EXERCISE DETAILS:
Arrange the lines starting with the line containing "candle-down xyxy=(651,209,655,220)" and going on through the line containing "candle-down xyxy=(105,386,109,391)" as a Markdown table with the columns Row and Line, leaving out blank lines.

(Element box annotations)
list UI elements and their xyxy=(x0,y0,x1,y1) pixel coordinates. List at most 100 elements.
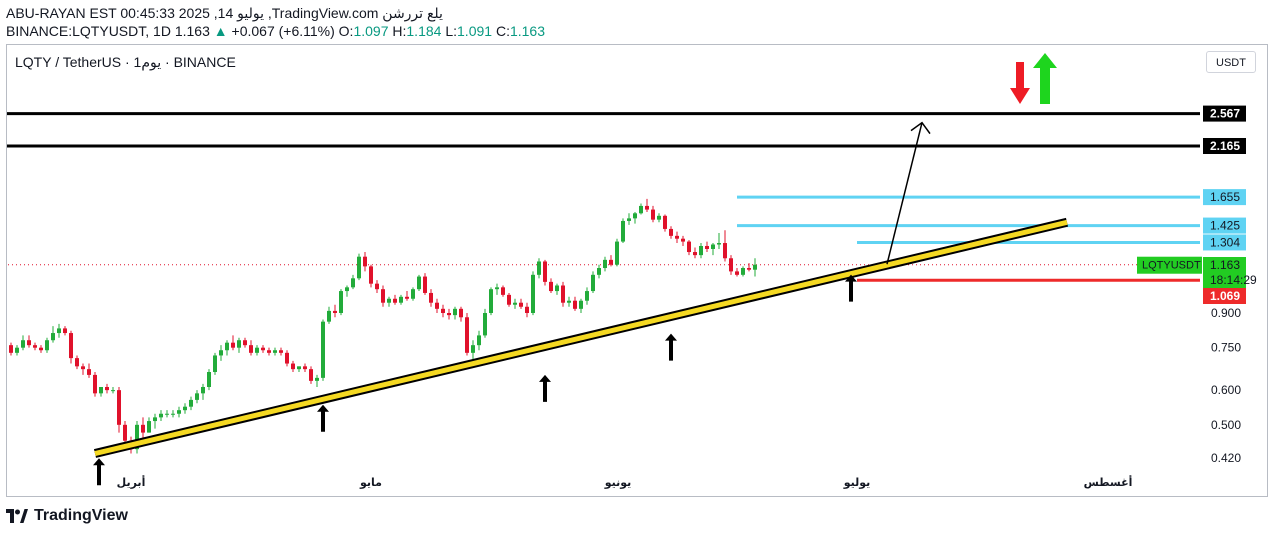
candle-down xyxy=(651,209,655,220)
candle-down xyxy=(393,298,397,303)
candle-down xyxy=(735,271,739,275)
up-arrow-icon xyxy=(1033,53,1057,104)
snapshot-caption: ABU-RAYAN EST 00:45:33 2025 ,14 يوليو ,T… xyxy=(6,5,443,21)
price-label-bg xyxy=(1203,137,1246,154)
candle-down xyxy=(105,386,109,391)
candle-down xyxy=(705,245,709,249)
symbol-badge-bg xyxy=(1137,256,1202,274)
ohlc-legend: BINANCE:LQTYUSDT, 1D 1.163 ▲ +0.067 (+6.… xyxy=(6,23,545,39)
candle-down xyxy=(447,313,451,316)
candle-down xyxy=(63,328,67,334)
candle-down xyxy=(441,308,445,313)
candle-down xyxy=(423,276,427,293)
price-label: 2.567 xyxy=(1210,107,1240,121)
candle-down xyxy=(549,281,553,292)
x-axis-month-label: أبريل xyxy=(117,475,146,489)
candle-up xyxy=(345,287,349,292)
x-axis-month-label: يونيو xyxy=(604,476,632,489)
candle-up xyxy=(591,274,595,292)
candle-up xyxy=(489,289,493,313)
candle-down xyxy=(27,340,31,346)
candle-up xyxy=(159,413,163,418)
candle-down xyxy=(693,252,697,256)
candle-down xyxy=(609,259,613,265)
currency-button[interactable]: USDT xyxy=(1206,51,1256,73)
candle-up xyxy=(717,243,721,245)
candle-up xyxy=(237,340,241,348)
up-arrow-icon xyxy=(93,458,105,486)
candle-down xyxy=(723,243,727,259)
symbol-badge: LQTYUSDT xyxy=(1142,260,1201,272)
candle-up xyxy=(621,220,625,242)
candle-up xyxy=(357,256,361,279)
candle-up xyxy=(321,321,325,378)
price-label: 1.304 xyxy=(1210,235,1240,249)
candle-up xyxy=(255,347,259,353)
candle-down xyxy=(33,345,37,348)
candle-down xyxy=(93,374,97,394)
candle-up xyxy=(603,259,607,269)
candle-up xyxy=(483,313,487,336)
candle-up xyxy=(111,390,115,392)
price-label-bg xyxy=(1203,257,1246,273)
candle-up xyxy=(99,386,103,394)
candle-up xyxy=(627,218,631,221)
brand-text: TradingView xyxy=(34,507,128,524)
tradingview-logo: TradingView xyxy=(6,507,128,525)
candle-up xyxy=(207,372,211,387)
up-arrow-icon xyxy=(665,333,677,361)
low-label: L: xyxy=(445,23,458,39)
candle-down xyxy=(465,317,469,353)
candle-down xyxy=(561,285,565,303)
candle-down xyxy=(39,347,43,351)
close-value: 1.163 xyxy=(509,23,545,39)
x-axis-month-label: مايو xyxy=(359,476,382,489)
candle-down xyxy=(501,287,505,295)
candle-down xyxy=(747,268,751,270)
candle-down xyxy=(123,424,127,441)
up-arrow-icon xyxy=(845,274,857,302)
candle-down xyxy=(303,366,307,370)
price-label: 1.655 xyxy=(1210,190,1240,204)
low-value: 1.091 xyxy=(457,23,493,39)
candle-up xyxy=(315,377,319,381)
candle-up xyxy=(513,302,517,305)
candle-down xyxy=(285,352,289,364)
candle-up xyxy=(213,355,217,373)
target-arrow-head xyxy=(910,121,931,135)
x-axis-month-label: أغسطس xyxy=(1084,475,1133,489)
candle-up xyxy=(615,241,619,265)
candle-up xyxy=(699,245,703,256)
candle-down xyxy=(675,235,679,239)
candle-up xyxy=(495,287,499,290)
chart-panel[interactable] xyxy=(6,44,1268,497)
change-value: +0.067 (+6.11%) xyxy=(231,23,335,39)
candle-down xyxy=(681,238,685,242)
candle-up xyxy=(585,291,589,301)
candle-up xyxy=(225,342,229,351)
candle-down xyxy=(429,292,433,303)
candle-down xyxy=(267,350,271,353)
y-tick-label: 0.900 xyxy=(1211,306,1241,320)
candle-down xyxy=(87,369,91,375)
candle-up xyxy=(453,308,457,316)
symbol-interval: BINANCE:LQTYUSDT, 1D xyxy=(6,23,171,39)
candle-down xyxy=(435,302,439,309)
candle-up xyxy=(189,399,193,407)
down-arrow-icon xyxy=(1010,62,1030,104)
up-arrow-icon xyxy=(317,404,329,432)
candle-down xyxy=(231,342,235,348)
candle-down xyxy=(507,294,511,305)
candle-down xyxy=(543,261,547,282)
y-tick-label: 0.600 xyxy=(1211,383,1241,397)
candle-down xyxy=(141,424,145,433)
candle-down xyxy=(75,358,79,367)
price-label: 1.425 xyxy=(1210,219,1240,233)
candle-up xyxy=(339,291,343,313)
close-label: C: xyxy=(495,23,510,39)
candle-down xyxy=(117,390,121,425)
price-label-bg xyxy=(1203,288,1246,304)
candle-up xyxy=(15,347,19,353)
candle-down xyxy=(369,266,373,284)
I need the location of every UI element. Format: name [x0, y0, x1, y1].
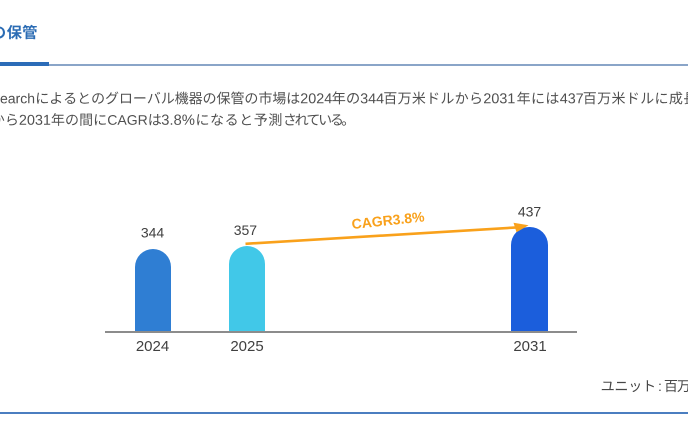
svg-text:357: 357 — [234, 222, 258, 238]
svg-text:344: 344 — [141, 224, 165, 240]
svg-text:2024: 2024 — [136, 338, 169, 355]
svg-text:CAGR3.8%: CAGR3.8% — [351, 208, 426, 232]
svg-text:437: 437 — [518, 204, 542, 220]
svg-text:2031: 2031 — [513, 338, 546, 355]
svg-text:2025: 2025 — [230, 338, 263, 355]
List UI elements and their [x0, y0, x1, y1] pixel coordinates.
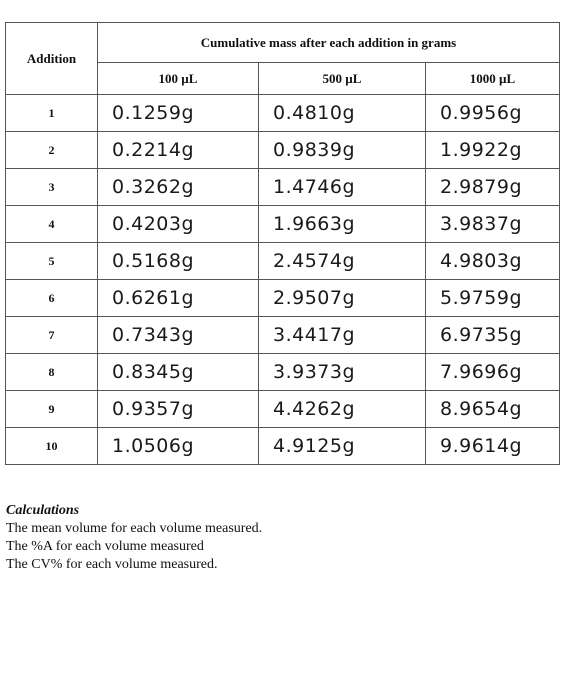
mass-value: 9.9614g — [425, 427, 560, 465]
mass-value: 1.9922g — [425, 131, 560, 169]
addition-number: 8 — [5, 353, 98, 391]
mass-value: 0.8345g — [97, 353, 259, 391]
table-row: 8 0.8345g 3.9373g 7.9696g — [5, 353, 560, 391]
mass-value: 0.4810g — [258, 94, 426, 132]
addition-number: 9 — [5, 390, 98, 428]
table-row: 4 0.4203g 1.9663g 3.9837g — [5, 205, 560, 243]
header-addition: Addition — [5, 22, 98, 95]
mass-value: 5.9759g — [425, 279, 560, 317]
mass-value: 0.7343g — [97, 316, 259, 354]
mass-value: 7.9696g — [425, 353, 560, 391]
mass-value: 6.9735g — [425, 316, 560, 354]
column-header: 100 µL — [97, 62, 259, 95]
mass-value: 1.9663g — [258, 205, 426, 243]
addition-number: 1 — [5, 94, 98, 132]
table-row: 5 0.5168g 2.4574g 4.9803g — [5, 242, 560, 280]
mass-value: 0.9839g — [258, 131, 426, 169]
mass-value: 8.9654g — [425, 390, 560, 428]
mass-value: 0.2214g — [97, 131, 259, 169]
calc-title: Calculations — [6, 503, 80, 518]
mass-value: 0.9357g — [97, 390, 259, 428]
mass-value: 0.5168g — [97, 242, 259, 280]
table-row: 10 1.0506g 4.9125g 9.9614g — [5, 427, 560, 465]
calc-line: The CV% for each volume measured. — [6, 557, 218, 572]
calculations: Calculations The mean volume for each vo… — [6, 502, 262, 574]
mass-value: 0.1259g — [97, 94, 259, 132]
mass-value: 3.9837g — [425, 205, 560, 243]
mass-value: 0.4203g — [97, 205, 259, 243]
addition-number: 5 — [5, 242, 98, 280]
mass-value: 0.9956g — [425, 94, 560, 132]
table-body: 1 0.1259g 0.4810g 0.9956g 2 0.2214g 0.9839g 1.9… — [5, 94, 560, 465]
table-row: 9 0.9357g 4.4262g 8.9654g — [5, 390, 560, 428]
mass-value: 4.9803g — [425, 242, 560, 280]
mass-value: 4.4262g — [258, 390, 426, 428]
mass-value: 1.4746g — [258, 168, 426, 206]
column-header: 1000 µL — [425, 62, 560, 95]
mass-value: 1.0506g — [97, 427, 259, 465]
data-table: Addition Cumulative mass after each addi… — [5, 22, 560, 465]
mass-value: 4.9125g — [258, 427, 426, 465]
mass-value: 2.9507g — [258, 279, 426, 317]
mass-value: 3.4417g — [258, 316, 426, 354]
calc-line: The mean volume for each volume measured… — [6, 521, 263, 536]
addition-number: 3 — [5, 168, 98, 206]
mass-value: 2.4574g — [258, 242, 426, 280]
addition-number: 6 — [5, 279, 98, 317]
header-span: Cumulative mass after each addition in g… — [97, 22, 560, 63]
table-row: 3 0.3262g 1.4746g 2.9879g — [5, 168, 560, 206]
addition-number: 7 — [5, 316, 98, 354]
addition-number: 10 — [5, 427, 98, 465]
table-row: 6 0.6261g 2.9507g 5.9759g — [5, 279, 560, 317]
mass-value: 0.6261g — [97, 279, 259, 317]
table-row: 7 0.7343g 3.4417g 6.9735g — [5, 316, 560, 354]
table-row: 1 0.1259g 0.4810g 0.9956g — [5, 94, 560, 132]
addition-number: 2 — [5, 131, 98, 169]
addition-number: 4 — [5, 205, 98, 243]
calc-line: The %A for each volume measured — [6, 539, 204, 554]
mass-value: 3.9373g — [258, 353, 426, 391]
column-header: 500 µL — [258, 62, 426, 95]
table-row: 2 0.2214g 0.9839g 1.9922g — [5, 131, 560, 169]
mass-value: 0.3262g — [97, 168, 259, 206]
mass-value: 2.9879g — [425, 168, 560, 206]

EXERCISE ANSWER:
| Row | Line |
|---|---|
| 1 | candle-down xyxy=(651,209,655,220) |
| 2 | candle-down xyxy=(393,298,397,303) |
| 3 | candle-down xyxy=(735,271,739,275) |
| 4 | up-arrow-icon xyxy=(1033,53,1057,104) |
| 5 | snapshot-caption: ABU-RAYAN EST 00:45:33 2025 ,14 يوليو ,T… xyxy=(6,5,443,21) |
| 6 | price-label-bg xyxy=(1203,137,1246,154) |
| 7 | candle-down xyxy=(105,386,109,391) |